REQUIREMENTS: Go through the listing and pick out each line with the word "осуществляется" in it.

DATASET ENTRIES:
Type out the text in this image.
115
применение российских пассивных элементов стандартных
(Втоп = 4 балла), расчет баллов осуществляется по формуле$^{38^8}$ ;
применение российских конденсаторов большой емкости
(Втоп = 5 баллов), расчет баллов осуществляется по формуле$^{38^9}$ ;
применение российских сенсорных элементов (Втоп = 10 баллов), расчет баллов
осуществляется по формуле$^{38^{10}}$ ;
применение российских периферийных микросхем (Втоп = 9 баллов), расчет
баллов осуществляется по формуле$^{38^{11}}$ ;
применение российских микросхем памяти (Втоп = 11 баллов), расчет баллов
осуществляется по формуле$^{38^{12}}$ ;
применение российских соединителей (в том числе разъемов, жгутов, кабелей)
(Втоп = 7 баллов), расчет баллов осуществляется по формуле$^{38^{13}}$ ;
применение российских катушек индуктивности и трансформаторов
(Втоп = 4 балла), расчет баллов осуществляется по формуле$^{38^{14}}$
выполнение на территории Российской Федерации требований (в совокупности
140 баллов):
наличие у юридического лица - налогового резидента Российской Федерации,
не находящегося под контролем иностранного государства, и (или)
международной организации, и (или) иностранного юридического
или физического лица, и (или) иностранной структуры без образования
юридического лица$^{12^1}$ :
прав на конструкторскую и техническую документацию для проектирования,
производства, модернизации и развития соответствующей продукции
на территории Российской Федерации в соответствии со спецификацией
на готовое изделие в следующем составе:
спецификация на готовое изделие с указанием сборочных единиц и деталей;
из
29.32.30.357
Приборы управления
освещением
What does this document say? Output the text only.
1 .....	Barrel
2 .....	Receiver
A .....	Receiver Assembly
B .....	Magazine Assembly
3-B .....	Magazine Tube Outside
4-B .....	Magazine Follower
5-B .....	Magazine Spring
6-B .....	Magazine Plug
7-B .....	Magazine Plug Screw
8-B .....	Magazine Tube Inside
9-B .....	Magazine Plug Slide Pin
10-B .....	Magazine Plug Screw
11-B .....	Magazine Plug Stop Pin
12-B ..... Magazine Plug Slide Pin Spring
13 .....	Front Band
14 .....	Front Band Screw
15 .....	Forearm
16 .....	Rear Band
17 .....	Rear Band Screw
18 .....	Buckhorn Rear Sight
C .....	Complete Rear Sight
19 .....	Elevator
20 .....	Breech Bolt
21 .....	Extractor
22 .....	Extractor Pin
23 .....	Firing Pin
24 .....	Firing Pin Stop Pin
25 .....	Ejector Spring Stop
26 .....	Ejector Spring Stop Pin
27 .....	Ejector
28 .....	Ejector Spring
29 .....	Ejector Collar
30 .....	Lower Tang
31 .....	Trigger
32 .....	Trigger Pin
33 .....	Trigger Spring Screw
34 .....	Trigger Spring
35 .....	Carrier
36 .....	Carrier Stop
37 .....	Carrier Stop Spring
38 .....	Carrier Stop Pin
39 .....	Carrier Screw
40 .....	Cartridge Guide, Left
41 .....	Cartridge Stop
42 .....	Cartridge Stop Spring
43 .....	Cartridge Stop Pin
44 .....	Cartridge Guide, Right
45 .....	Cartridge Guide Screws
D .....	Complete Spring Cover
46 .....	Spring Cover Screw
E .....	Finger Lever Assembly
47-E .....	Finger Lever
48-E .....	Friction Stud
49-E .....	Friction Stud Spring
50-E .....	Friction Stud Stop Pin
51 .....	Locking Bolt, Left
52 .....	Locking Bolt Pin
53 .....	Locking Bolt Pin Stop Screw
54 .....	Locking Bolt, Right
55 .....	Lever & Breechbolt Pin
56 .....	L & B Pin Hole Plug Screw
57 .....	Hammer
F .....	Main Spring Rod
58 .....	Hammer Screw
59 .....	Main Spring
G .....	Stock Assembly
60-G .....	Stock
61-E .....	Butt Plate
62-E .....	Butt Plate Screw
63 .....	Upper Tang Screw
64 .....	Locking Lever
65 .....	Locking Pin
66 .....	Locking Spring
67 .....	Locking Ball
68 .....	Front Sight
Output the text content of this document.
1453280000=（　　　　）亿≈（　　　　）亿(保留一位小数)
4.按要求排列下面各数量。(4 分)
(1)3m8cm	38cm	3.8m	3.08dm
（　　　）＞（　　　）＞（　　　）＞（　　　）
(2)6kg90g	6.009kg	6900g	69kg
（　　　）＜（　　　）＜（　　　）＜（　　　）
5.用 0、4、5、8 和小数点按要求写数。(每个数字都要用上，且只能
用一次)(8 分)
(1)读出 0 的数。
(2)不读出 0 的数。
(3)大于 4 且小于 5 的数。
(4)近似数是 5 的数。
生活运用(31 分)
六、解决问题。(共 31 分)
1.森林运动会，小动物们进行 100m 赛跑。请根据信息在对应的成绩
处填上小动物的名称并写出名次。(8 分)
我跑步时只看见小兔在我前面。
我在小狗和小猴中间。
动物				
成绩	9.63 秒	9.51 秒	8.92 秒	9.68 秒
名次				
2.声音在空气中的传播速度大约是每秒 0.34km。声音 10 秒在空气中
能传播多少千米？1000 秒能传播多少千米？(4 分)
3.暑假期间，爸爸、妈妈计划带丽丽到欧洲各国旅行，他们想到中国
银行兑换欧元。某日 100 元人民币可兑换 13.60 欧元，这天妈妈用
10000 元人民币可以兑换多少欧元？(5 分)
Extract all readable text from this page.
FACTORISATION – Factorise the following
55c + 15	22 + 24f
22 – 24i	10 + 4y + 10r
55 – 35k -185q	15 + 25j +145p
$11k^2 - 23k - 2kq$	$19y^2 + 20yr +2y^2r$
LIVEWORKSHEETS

SOLUTION TO THIS PROBLEM:
(Втоп = 4 балла), расчет баллов осуществляется по формуле$^{38^8}$ ;
(Втоп = 5 баллов), расчет баллов осуществляется по формуле$^{38^9}$ ;
осуществляется по формуле$^{38^{10}}$ ;
баллов осуществляется по формуле$^{38^{11}}$ ;
осуществляется по формуле$^{38^{12}}$ ;
(Втоп = 7 баллов), расчет баллов осуществляется по формуле$^{38^{13}}$ ;
(Втоп = 4 балла), расчет баллов осуществляется по формуле$^{38^{14}}$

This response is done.